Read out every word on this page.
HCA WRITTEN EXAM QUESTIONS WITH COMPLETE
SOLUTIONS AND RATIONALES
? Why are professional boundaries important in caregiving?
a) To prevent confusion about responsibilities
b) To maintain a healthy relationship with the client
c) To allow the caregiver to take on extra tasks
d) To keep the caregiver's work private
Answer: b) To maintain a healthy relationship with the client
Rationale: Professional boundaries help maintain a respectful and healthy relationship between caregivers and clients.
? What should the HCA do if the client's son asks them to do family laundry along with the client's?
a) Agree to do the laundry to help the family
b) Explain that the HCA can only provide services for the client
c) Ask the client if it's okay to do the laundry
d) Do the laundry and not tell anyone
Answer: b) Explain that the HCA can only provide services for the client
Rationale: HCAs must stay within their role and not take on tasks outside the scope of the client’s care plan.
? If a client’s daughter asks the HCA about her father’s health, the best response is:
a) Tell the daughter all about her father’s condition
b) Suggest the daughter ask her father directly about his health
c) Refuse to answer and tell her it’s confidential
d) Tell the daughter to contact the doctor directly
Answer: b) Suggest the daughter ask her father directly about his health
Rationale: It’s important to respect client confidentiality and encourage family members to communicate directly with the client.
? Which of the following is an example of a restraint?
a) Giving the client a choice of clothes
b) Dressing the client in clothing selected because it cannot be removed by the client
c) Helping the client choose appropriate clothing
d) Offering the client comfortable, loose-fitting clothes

##########

▶ [What to work on]
Retype every record above exactly as written.

▶ [Response to this exercise]
Read out every word on this page.
HCA WRITTEN EXAM QUESTIONS WITH COMPLETE
SOLUTIONS AND RATIONALES
? Why are professional boundaries important in caregiving?
a) To prevent confusion about responsibilities
b) To maintain a healthy relationship with the client
c) To allow the caregiver to take on extra tasks
d) To keep the caregiver's work private
Answer: b) To maintain a healthy relationship with the client
Rationale: Professional boundaries help maintain a respectful and healthy relationship between caregivers and clients.
? What should the HCA do if the client's son asks them to do family laundry along with the client's?
a) Agree to do the laundry to help the family
b) Explain that the HCA can only provide services for the client
c) Ask the client if it's okay to do the laundry
d) Do the laundry and not tell anyone
Answer: b) Explain that the HCA can only provide services for the client
Rationale: HCAs must stay within their role and not take on tasks outside the scope of the client’s care plan.
? If a client’s daughter asks the HCA about her father’s health, the best response is:
a) Tell the daughter all about her father’s condition
b) Suggest the daughter ask her father directly about his health
c) Refuse to answer and tell her it’s confidential
d) Tell the daughter to contact the doctor directly
Answer: b) Suggest the daughter ask her father directly about his health
Rationale: It’s important to respect client confidentiality and encourage family members to communicate directly with the client.
? Which of the following is an example of a restraint?
a) Giving the client a choice of clothes
b) Dressing the client in clothing selected because it cannot be removed by the client
c) Helping the client choose appropriate clothing
d) Offering the client comfortable, loose-fitting clothes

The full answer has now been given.